▸ EXERCISE TASK: Check each line of the listing below for the string "الاستمراررر", and copy the ones that have it.

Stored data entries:
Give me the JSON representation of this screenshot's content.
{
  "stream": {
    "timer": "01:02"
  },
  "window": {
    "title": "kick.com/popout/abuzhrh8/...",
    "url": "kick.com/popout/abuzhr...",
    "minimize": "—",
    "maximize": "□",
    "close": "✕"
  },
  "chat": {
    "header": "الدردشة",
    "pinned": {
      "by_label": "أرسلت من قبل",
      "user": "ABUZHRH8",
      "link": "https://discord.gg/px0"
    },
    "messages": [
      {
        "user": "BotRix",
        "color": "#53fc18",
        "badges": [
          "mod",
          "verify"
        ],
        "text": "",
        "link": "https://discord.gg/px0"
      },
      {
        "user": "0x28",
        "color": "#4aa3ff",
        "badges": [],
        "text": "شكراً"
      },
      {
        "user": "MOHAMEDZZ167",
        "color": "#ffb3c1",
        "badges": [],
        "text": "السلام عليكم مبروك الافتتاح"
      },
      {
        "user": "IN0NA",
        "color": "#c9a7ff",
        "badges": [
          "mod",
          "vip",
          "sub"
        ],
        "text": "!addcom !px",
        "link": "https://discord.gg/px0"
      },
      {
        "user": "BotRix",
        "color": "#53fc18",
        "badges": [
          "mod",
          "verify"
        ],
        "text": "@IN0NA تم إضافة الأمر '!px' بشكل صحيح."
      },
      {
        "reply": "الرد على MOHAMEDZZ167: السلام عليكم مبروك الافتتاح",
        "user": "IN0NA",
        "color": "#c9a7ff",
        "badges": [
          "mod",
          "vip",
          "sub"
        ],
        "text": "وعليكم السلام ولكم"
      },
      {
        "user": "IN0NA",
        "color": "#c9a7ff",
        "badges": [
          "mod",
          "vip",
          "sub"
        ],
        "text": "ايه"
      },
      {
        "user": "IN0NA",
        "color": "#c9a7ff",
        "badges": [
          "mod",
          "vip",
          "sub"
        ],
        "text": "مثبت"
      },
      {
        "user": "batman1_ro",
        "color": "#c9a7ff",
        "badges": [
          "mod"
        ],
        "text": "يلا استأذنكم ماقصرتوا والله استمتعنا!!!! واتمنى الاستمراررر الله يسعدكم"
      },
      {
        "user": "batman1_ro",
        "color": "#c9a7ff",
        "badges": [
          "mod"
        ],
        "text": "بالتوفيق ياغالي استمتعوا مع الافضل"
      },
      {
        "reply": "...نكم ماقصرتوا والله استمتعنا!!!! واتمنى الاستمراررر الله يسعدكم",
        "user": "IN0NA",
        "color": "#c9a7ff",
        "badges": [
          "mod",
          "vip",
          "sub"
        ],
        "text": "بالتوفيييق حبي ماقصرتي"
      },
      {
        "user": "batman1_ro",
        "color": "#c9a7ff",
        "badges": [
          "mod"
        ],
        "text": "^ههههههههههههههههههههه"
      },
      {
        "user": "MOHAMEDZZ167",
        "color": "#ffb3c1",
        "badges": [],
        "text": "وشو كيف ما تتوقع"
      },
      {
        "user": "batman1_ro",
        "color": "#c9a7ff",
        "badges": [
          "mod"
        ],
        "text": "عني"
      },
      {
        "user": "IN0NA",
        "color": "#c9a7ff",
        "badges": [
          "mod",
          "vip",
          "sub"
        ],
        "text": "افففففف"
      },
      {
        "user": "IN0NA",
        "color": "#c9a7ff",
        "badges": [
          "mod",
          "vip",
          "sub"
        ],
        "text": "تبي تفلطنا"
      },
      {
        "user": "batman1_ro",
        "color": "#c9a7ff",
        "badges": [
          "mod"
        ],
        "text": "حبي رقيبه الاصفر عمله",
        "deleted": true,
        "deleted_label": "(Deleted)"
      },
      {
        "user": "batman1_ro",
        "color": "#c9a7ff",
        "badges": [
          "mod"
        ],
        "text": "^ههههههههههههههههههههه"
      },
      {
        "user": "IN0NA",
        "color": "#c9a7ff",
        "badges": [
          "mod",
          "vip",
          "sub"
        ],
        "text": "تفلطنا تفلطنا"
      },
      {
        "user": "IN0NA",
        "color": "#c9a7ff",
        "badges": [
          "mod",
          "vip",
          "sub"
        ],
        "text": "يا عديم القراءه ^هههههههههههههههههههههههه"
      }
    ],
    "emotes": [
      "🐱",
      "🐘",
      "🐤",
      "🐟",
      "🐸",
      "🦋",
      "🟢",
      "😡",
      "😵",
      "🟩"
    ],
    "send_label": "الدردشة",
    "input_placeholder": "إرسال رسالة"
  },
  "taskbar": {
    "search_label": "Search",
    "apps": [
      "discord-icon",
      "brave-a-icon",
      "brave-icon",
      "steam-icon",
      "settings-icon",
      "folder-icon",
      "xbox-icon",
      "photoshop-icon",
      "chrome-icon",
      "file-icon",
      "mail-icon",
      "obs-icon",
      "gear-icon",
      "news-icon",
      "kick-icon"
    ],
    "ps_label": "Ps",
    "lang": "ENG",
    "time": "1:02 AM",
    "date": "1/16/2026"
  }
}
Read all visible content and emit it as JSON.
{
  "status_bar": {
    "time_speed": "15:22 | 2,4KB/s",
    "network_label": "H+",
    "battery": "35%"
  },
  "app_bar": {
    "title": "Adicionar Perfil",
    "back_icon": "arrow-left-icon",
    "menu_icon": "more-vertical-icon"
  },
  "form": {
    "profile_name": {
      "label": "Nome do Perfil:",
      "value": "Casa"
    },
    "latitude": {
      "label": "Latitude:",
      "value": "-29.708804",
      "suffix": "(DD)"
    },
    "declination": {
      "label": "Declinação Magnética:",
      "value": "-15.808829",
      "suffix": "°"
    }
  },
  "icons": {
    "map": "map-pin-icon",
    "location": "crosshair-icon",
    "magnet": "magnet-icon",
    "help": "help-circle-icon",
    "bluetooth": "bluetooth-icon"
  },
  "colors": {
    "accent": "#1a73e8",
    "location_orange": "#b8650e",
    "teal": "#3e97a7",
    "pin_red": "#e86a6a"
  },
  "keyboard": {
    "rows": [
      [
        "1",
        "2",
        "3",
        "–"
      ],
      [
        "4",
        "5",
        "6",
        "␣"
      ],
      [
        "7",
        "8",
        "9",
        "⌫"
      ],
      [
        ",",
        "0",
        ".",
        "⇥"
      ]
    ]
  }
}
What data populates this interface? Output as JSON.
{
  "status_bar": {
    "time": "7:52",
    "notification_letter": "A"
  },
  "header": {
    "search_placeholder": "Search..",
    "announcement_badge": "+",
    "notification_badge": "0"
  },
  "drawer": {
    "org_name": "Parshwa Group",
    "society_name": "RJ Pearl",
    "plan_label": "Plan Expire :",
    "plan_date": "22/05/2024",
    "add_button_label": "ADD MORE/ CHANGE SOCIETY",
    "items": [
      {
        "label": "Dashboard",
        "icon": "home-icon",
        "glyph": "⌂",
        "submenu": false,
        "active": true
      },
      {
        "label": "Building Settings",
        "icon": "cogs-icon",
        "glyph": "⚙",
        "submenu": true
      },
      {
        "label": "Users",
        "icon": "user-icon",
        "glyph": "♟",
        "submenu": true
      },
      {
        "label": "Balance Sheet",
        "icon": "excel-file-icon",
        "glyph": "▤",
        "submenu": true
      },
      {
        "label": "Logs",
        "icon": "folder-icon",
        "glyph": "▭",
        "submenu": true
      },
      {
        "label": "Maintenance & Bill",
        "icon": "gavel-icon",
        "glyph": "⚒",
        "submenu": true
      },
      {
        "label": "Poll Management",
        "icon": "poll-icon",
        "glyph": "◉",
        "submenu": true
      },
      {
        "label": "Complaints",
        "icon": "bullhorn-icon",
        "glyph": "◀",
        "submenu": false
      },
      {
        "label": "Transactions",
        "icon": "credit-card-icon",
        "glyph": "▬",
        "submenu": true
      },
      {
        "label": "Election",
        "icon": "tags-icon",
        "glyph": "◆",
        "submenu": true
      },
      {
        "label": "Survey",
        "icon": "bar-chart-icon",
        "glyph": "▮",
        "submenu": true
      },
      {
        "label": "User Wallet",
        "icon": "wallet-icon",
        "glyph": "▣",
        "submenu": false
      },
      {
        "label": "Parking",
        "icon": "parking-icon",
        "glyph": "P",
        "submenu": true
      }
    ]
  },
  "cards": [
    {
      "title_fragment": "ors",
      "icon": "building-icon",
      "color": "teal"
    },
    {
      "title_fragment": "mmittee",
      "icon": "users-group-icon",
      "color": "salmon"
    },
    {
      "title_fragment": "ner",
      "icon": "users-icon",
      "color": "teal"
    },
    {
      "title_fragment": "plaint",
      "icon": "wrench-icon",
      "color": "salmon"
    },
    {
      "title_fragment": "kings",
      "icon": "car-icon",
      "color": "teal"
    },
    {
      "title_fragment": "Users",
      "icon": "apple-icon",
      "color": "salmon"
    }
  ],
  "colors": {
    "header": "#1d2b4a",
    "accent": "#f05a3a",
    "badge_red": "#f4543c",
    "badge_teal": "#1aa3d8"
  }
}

▸ THE RESPONSE:
        "text": "يلا استأذنكم ماقصرتوا والله استمتعنا!!!! واتمنى الاستمراررر الله يسعدكم"
        "reply": "...نكم ماقصرتوا والله استمتعنا!!!! واتمنى الاستمراررر الله يسعدكم",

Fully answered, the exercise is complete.